**Data section**
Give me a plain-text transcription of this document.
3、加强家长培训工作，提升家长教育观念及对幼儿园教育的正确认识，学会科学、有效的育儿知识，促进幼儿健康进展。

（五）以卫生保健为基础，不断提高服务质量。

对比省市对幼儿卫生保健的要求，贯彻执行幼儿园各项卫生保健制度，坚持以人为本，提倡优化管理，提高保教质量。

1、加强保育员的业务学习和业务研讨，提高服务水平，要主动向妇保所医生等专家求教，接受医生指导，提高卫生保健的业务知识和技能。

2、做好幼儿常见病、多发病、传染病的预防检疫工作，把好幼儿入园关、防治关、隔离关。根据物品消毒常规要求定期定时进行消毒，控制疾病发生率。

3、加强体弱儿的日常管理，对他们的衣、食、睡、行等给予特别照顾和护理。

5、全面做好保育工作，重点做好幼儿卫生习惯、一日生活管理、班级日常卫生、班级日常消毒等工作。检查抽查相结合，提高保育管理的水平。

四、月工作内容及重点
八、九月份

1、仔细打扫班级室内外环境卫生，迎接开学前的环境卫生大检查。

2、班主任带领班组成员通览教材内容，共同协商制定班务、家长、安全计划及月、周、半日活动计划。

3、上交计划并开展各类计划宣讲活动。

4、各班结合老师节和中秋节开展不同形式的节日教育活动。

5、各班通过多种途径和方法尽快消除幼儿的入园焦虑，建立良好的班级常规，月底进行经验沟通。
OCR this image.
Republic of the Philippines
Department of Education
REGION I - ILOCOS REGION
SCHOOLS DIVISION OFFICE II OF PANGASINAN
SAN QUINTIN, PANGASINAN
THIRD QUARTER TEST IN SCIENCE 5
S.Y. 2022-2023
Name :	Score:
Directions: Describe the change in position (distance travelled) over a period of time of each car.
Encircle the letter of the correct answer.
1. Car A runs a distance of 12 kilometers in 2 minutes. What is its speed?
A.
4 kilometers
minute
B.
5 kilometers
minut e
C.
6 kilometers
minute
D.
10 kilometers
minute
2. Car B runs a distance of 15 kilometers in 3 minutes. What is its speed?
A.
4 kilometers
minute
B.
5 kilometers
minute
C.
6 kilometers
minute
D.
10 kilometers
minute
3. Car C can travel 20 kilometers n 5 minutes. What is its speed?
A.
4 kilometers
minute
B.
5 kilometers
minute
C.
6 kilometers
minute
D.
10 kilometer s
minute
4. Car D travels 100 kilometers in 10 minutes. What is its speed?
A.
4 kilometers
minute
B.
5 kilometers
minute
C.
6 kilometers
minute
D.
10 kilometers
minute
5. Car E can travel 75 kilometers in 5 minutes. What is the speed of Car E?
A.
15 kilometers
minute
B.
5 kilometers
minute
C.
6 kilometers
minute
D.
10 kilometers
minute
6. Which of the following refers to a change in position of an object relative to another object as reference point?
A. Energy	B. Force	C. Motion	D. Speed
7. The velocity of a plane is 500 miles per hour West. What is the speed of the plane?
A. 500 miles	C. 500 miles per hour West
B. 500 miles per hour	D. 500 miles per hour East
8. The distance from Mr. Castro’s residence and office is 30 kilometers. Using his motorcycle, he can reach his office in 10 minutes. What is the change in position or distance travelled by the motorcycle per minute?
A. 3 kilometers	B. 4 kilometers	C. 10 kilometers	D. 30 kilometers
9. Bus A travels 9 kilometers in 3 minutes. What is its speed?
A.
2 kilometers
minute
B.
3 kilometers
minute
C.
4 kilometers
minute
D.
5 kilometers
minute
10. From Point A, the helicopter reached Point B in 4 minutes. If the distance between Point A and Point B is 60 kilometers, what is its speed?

**What you will do**
Restate each record word for word.

**Result**
Give me a plain-text transcription of this document.
3、加强家长培训工作，提升家长教育观念及对幼儿园教育的正确认识，学会科学、有效的育儿知识，促进幼儿健康进展。

（五）以卫生保健为基础，不断提高服务质量。

对比省市对幼儿卫生保健的要求，贯彻执行幼儿园各项卫生保健制度，坚持以人为本，提倡优化管理，提高保教质量。

1、加强保育员的业务学习和业务研讨，提高服务水平，要主动向妇保所医生等专家求教，接受医生指导，提高卫生保健的业务知识和技能。

2、做好幼儿常见病、多发病、传染病的预防检疫工作，把好幼儿入园关、防治关、隔离关。根据物品消毒常规要求定期定时进行消毒，控制疾病发生率。

3、加强体弱儿的日常管理，对他们的衣、食、睡、行等给予特别照顾和护理。

5、全面做好保育工作，重点做好幼儿卫生习惯、一日生活管理、班级日常卫生、班级日常消毒等工作。检查抽查相结合，提高保育管理的水平。

四、月工作内容及重点
八、九月份

1、仔细打扫班级室内外环境卫生，迎接开学前的环境卫生大检查。

2、班主任带领班组成员通览教材内容，共同协商制定班务、家长、安全计划及月、周、半日活动计划。

3、上交计划并开展各类计划宣讲活动。

4、各班结合老师节和中秋节开展不同形式的节日教育活动。

5、各班通过多种途径和方法尽快消除幼儿的入园焦虑，建立良好的班级常规，月底进行经验沟通。
OCR this image.
Republic of the Philippines
Department of Education
REGION I - ILOCOS REGION
SCHOOLS DIVISION OFFICE II OF PANGASINAN
SAN QUINTIN, PANGASINAN
THIRD QUARTER TEST IN SCIENCE 5
S.Y. 2022-2023
Name :	Score:
Directions: Describe the change in position (distance travelled) over a period of time of each car.
Encircle the letter of the correct answer.
1. Car A runs a distance of 12 kilometers in 2 minutes. What is its speed?
A.
4 kilometers
minute
B.
5 kilometers
minut e
C.
6 kilometers
minute
D.
10 kilometers
minute
2. Car B runs a distance of 15 kilometers in 3 minutes. What is its speed?
A.
4 kilometers
minute
B.
5 kilometers
minute
C.
6 kilometers
minute
D.
10 kilometers
minute
3. Car C can travel 20 kilometers n 5 minutes. What is its speed?
A.
4 kilometers
minute
B.
5 kilometers
minute
C.
6 kilometers
minute
D.
10 kilometer s
minute
4. Car D travels 100 kilometers in 10 minutes. What is its speed?
A.
4 kilometers
minute
B.
5 kilometers
minute
C.
6 kilometers
minute
D.
10 kilometers
minute
5. Car E can travel 75 kilometers in 5 minutes. What is the speed of Car E?
A.
15 kilometers
minute
B.
5 kilometers
minute
C.
6 kilometers
minute
D.
10 kilometers
minute
6. Which of the following refers to a change in position of an object relative to another object as reference point?
A. Energy	B. Force	C. Motion	D. Speed
7. The velocity of a plane is 500 miles per hour West. What is the speed of the plane?
A. 500 miles	C. 500 miles per hour West
B. 500 miles per hour	D. 500 miles per hour East
8. The distance from Mr. Castro’s residence and office is 30 kilometers. Using his motorcycle, he can reach his office in 10 minutes. What is the change in position or distance travelled by the motorcycle per minute?
A. 3 kilometers	B. 4 kilometers	C. 10 kilometers	D. 30 kilometers
9. Bus A travels 9 kilometers in 3 minutes. What is its speed?
A.
2 kilometers
minute
B.
3 kilometers
minute
C.
4 kilometers
minute
D.
5 kilometers
minute
10. From Point A, the helicopter reached Point B in 4 minutes. If the distance between Point A and Point B is 60 kilometers, what is its speed?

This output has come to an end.